### Problem to work on
Every line of the material is to be repeated exactly as it stands.

Extracted records
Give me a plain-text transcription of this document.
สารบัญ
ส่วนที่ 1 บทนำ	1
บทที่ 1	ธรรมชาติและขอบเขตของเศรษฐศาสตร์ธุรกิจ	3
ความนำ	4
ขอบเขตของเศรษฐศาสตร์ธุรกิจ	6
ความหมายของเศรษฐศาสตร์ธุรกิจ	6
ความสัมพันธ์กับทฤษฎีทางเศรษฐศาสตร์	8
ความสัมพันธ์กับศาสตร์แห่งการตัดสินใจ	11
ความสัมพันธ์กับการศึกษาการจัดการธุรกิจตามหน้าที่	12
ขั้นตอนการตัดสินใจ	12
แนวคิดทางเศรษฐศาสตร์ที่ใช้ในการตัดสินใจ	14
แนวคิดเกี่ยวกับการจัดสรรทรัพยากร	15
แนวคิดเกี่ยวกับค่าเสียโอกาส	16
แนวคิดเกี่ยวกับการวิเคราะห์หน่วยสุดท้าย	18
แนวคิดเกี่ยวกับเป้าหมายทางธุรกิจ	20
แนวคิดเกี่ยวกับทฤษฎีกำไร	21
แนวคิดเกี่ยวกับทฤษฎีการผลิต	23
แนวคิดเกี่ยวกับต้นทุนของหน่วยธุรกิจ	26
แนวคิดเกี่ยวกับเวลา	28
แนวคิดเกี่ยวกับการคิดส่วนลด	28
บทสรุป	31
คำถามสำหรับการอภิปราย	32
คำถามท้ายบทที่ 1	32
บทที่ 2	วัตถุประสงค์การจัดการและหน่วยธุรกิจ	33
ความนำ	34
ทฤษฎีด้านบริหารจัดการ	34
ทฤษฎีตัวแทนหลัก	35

### Right answer
Give me a plain-text transcription of this document.
สารบัญ
ส่วนที่ 1 บทนำ	1
บทที่ 1	ธรรมชาติและขอบเขตของเศรษฐศาสตร์ธุรกิจ	3
ความนำ	4
ขอบเขตของเศรษฐศาสตร์ธุรกิจ	6
ความหมายของเศรษฐศาสตร์ธุรกิจ	6
ความสัมพันธ์กับทฤษฎีทางเศรษฐศาสตร์	8
ความสัมพันธ์กับศาสตร์แห่งการตัดสินใจ	11
ความสัมพันธ์กับการศึกษาการจัดการธุรกิจตามหน้าที่	12
ขั้นตอนการตัดสินใจ	12
แนวคิดทางเศรษฐศาสตร์ที่ใช้ในการตัดสินใจ	14
แนวคิดเกี่ยวกับการจัดสรรทรัพยากร	15
แนวคิดเกี่ยวกับค่าเสียโอกาส	16
แนวคิดเกี่ยวกับการวิเคราะห์หน่วยสุดท้าย	18
แนวคิดเกี่ยวกับเป้าหมายทางธุรกิจ	20
แนวคิดเกี่ยวกับทฤษฎีกำไร	21
แนวคิดเกี่ยวกับทฤษฎีการผลิต	23
แนวคิดเกี่ยวกับต้นทุนของหน่วยธุรกิจ	26
แนวคิดเกี่ยวกับเวลา	28
แนวคิดเกี่ยวกับการคิดส่วนลด	28
บทสรุป	31
คำถามสำหรับการอภิปราย	32
คำถามท้ายบทที่ 1	32
บทที่ 2	วัตถุประสงค์การจัดการและหน่วยธุรกิจ	33
ความนำ	34
ทฤษฎีด้านบริหารจัดการ	34
ทฤษฎีตัวแทนหลัก	35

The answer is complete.